### The request:
Transcribe the full listing below exactly.

### Entries supplied:
##########

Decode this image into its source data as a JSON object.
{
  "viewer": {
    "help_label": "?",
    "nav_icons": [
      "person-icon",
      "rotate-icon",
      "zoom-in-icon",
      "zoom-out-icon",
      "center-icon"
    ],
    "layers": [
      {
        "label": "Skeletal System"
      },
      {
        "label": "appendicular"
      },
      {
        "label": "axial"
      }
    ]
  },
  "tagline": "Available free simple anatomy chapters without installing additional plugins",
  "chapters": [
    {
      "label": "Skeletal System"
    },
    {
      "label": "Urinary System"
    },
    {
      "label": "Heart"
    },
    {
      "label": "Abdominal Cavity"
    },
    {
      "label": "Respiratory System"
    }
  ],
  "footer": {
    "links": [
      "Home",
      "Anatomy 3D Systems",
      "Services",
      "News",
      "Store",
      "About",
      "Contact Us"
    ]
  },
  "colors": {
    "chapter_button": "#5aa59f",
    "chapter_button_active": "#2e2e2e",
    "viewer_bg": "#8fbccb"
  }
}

##########

### Exercise result:
Decode this image into its source data as a JSON object.
{
  "viewer": {
    "help_label": "?",
    "nav_icons": [
      "person-icon",
      "rotate-icon",
      "zoom-in-icon",
      "zoom-out-icon",
      "center-icon"
    ],
    "layers": [
      {
        "label": "Skeletal System"
      },
      {
        "label": "appendicular"
      },
      {
        "label": "axial"
      }
    ]
  },
  "tagline": "Available free simple anatomy chapters without installing additional plugins",
  "chapters": [
    {
      "label": "Skeletal System"
    },
    {
      "label": "Urinary System"
    },
    {
      "label": "Heart"
    },
    {
      "label": "Abdominal Cavity"
    },
    {
      "label": "Respiratory System"
    }
  ],
  "footer": {
    "links": [
      "Home",
      "Anatomy 3D Systems",
      "Services",
      "News",
      "Store",
      "About",
      "Contact Us"
    ]
  },
  "colors": {
    "chapter_button": "#5aa59f",
    "chapter_button_active": "#2e2e2e",
    "viewer_bg": "#8fbccb"
  }
}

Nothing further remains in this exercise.